▶ [About this task]:
A word-for-word reproduction of the data below is needed, with no pictures in it.

▶ [Input data]:
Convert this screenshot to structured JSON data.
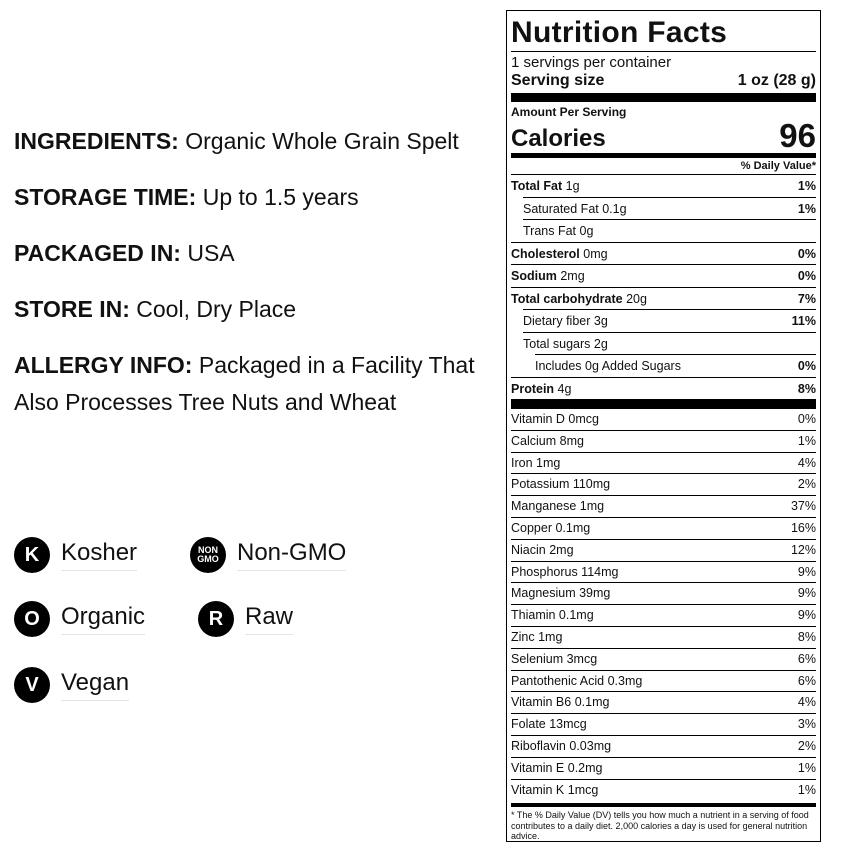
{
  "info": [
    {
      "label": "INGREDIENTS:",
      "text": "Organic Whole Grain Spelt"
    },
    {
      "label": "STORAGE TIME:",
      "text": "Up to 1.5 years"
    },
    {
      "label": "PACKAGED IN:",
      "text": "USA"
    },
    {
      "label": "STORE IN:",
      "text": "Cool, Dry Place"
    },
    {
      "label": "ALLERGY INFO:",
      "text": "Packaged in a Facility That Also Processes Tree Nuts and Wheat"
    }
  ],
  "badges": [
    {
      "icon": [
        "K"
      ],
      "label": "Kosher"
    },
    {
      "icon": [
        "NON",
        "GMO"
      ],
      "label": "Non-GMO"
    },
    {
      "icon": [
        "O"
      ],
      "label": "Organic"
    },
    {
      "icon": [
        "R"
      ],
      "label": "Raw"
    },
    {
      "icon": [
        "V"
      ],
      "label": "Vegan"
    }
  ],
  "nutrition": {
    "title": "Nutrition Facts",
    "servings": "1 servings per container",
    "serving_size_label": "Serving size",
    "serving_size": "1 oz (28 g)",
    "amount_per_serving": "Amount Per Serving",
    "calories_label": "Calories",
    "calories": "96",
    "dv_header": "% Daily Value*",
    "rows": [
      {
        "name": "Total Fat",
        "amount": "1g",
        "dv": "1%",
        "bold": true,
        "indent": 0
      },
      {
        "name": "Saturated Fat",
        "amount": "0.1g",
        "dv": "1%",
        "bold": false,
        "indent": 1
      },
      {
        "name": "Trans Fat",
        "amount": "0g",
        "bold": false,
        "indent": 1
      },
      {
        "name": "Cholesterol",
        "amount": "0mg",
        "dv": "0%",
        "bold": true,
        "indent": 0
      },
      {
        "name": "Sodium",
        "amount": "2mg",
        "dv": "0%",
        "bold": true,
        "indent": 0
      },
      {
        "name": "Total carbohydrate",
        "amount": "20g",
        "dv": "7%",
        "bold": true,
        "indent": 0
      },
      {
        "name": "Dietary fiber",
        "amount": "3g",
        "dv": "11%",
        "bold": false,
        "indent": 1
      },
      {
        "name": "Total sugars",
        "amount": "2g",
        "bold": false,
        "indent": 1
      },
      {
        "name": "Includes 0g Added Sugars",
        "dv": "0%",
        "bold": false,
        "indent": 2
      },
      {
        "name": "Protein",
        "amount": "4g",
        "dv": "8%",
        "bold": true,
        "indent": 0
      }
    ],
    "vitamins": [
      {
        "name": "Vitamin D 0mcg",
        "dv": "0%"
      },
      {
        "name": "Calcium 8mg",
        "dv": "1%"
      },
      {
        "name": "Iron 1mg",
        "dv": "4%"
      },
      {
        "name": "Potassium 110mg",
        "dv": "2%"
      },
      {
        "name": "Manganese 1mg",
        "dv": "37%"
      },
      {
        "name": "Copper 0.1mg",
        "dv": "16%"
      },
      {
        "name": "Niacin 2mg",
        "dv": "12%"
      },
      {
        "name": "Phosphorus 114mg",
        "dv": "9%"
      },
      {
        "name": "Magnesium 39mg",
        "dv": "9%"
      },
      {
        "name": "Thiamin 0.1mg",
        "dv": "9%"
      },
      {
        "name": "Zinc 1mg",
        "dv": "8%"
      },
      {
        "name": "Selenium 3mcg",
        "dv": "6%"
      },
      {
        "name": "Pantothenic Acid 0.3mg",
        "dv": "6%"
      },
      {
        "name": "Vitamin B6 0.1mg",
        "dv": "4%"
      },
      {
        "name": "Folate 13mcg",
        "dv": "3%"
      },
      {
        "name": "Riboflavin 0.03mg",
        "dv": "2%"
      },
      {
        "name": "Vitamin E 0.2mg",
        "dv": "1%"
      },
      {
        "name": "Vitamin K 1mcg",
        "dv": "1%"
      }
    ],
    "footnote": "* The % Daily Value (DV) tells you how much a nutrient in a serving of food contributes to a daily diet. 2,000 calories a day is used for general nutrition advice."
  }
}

▶ [Answer box]:
Convert this screenshot to structured JSON data.
{
  "info": [
    {
      "label": "INGREDIENTS:",
      "text": "Organic Whole Grain Spelt"
    },
    {
      "label": "STORAGE TIME:",
      "text": "Up to 1.5 years"
    },
    {
      "label": "PACKAGED IN:",
      "text": "USA"
    },
    {
      "label": "STORE IN:",
      "text": "Cool, Dry Place"
    },
    {
      "label": "ALLERGY INFO:",
      "text": "Packaged in a Facility That Also Processes Tree Nuts and Wheat"
    }
  ],
  "badges": [
    {
      "icon": [
        "K"
      ],
      "label": "Kosher"
    },
    {
      "icon": [
        "NON",
        "GMO"
      ],
      "label": "Non-GMO"
    },
    {
      "icon": [
        "O"
      ],
      "label": "Organic"
    },
    {
      "icon": [
        "R"
      ],
      "label": "Raw"
    },
    {
      "icon": [
        "V"
      ],
      "label": "Vegan"
    }
  ],
  "nutrition": {
    "title": "Nutrition Facts",
    "servings": "1 servings per container",
    "serving_size_label": "Serving size",
    "serving_size": "1 oz (28 g)",
    "amount_per_serving": "Amount Per Serving",
    "calories_label": "Calories",
    "calories": "96",
    "dv_header": "% Daily Value*",
    "rows": [
      {
        "name": "Total Fat",
        "amount": "1g",
        "dv": "1%",
        "bold": true,
        "indent": 0
      },
      {
        "name": "Saturated Fat",
        "amount": "0.1g",
        "dv": "1%",
        "bold": false,
        "indent": 1
      },
      {
        "name": "Trans Fat",
        "amount": "0g",
        "bold": false,
        "indent": 1
      },
      {
        "name": "Cholesterol",
        "amount": "0mg",
        "dv": "0%",
        "bold": true,
        "indent": 0
      },
      {
        "name": "Sodium",
        "amount": "2mg",
        "dv": "0%",
        "bold": true,
        "indent": 0
      },
      {
        "name": "Total carbohydrate",
        "amount": "20g",
        "dv": "7%",
        "bold": true,
        "indent": 0
      },
      {
        "name": "Dietary fiber",
        "amount": "3g",
        "dv": "11%",
        "bold": false,
        "indent": 1
      },
      {
        "name": "Total sugars",
        "amount": "2g",
        "bold": false,
        "indent": 1
      },
      {
        "name": "Includes 0g Added Sugars",
        "dv": "0%",
        "bold": false,
        "indent": 2
      },
      {
        "name": "Protein",
        "amount": "4g",
        "dv": "8%",
        "bold": true,
        "indent": 0
      }
    ],
    "vitamins": [
      {
        "name": "Vitamin D 0mcg",
        "dv": "0%"
      },
      {
        "name": "Calcium 8mg",
        "dv": "1%"
      },
      {
        "name": "Iron 1mg",
        "dv": "4%"
      },
      {
        "name": "Potassium 110mg",
        "dv": "2%"
      },
      {
        "name": "Manganese 1mg",
        "dv": "37%"
      },
      {
        "name": "Copper 0.1mg",
        "dv": "16%"
      },
      {
        "name": "Niacin 2mg",
        "dv": "12%"
      },
      {
        "name": "Phosphorus 114mg",
        "dv": "9%"
      },
      {
        "name": "Magnesium 39mg",
        "dv": "9%"
      },
      {
        "name": "Thiamin 0.1mg",
        "dv": "9%"
      },
      {
        "name": "Zinc 1mg",
        "dv": "8%"
      },
      {
        "name": "Selenium 3mcg",
        "dv": "6%"
      },
      {
        "name": "Pantothenic Acid 0.3mg",
        "dv": "6%"
      },
      {
        "name": "Vitamin B6 0.1mg",
        "dv": "4%"
      },
      {
        "name": "Folate 13mcg",
        "dv": "3%"
      },
      {
        "name": "Riboflavin 0.03mg",
        "dv": "2%"
      },
      {
        "name": "Vitamin E 0.2mg",
        "dv": "1%"
      },
      {
        "name": "Vitamin K 1mcg",
        "dv": "1%"
      }
    ],
    "footnote": "* The % Daily Value (DV) tells you how much a nutrient in a serving of food contributes to a daily diet. 2,000 calories a day is used for general nutrition advice."
  }
}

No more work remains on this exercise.